Document:

□ □ □ □ □

Home
- /
Programming
- /
SAS Procedures
- /
Correlation with summed and log transformed variables

This topic is solved and locked.
Posted 08-09-2018 08:17 PM
Hi

Using SAS studio on Mac and have a few questions using Correlation task:

I have a total of 8 analysis variables (below) that I wish to correlate with several other variables.

MRI_mean

ser_lut1

ser_lut2

ser_lut3

ser_lut4

ser_lut5

ser_zea

diet_lut_zea

In addition, I also want to correlate the **sum** of ser_lut1-5 and call it "ser_total_lut" and the **sum** of ser_lut1 and ser_zea and call it "ser_lut1_zea". After submitting the program for correlation analysis. I went to the edit the code and tried the function

**ser_total_lut=sum (ser_lut1, ser_lut2, ser_lut3, ser_lut4, ser_lut5) **and

**ser_lut1_zea=sum (ser_lut1, ser_zea)**

after the** var **statement like below:

proc corr data=LIBREF.FILENAME pearson spearman rank plots=matrix(histogram);

var MRI_mean ser_lut1 ser_lut2 ser_lut3 ser_lut4 ser_lut5 **ser_total_lut=sum (ser_lut1, ser_lut2, ser_lut3, ser_lut4, ser_lut5) ser_lut1_zea=sum (ser_lut1, ser_zea) **ser_zea diet_lut_zea;

with OCL1 OCL2 OCL3 OCL4;

run;

I wasn't sure whether or not to add commas in between variables in the parentheses so I ran with and without and got the same error message: Any help on what I'm doing wrong?

ERROR 22-322: Syntax error, expecting one of the following: a name, ;, -, :, _ALL_, _CHARACTER_, _CHAR_, _NUMERIC_.

□ □ □ □ □

Written problem 1: Rewrite the records from their start through the line containing "motivazioni la [195,634,1442,1106]", replacing "screenshot" with "screen capture" and leaving everything else unchanged.
The forum thread and the records come from separate, unrelated sources.

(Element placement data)
□ □ □ □ □

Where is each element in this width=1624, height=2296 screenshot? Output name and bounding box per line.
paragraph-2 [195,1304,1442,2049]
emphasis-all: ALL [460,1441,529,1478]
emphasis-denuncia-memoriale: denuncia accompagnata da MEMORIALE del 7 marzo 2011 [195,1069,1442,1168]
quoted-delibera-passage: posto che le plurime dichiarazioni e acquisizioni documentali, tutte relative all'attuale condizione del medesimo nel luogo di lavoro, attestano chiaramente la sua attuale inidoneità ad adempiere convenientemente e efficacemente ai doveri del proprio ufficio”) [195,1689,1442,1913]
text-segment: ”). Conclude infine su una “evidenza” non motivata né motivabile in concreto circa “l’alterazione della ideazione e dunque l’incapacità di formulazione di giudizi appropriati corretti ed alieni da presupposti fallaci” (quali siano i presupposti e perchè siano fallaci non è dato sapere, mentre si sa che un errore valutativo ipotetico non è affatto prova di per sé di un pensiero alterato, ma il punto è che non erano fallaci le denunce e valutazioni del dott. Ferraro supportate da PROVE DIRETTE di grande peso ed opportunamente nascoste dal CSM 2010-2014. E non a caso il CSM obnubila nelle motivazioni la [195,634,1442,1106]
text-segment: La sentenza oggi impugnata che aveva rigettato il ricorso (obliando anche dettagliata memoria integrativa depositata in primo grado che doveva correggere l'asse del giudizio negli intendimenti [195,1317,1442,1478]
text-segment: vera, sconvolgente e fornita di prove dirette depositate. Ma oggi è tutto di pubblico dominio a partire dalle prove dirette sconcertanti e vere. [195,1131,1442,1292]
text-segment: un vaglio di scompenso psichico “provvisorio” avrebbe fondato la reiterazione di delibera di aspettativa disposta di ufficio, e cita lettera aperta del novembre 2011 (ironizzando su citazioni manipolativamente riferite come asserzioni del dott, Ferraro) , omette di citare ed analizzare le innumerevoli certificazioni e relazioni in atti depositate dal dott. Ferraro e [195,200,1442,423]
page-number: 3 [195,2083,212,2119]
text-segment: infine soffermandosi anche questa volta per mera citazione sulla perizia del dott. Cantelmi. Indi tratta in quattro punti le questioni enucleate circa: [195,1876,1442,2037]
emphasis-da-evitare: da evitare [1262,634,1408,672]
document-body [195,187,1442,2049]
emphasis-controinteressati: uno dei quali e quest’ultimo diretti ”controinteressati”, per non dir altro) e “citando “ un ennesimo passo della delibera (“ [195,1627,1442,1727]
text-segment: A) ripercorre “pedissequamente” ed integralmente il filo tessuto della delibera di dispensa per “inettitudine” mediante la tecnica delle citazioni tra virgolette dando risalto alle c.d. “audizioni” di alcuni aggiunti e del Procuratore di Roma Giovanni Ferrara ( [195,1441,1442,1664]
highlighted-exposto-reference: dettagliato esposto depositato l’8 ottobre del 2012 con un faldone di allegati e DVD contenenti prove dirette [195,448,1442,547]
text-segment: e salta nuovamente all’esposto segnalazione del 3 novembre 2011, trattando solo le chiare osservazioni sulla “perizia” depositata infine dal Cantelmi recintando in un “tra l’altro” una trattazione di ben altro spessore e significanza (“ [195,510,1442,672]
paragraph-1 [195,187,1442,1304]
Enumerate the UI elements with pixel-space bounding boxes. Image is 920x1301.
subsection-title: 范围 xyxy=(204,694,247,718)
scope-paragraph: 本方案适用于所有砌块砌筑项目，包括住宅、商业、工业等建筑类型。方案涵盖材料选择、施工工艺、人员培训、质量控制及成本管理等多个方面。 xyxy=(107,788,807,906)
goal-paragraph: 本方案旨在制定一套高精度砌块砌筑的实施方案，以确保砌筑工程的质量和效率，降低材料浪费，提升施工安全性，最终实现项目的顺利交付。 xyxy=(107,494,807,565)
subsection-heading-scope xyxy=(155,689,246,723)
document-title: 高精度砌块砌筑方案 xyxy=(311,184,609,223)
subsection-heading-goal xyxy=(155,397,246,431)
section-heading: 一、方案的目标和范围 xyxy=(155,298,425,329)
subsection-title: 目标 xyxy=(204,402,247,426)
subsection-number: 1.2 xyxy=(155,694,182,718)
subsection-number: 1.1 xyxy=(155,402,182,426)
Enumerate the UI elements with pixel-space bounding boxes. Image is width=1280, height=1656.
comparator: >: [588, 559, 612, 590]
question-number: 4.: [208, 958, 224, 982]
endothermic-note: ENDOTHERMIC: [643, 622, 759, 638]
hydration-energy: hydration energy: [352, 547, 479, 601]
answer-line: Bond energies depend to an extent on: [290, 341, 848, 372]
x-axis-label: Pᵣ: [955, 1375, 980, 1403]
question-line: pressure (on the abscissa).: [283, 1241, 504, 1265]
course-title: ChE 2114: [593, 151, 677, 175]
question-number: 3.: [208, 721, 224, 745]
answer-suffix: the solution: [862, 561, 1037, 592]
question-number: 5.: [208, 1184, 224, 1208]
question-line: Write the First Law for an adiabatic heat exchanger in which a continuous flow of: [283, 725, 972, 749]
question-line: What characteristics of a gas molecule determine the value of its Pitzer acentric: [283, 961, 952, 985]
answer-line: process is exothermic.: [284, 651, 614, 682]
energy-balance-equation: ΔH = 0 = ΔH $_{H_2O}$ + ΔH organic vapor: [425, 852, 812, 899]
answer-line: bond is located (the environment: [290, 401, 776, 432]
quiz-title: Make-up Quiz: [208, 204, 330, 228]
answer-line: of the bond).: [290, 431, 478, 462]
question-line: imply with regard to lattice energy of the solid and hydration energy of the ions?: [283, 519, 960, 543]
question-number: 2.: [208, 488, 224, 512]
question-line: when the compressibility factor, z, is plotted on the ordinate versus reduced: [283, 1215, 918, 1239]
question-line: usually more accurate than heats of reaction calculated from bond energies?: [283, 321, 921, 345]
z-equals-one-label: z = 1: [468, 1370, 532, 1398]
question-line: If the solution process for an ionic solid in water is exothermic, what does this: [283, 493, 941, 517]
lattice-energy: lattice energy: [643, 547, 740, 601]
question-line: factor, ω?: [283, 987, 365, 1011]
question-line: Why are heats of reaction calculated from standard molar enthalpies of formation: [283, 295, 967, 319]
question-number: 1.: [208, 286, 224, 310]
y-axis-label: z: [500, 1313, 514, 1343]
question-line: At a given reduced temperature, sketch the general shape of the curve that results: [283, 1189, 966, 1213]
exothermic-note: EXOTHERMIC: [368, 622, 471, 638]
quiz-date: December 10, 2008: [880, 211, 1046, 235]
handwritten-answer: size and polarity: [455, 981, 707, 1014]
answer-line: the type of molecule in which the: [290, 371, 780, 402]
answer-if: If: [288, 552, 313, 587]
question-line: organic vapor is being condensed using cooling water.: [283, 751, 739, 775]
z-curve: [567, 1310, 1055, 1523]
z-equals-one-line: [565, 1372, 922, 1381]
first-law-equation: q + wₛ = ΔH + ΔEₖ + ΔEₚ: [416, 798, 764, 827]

□ □ □ □ □

Written problem 2: In the forum thread on SAS correlation, what error code appears in the error message?

Finished answer 1:
Where is each element in this width=1624, height=2296 screen capture? Output name and bounding box per line.
paragraph-2 [195,1304,1442,2049]
emphasis-all: ALL [460,1441,529,1478]
emphasis-denuncia-memoriale: denuncia accompagnata da MEMORIALE del 7 marzo 2011 [195,1069,1442,1168]
quoted-delibera-passage: posto che le plurime dichiarazioni e acquisizioni documentali, tutte relative all'attuale condizione del medesimo nel luogo di lavoro, attestano chiaramente la sua attuale inidoneità ad adempiere convenientemente e efficacemente ai doveri del proprio ufficio”) [195,1689,1442,1913]
text-segment: ”). Conclude infine su una “evidenza” non motivata né motivabile in concreto circa “l’alterazione della ideazione e dunque l’incapacità di formulazione di giudizi appropriati corretti ed alieni da presupposti fallaci” (quali siano i presupposti e perchè siano fallaci non è dato sapere, mentre si sa che un errore valutativo ipotetico non è affatto prova di per sé di un pensiero alterato, ma il punto è che non erano fallaci le denunce e valutazioni del dott. Ferraro supportate da PROVE DIRETTE di grande peso ed opportunamente nascoste dal CSM 2010-2014. E non a caso il CSM obnubila nelle motivazioni la [195,634,1442,1106]

Finished answer 2: ERROR 22-322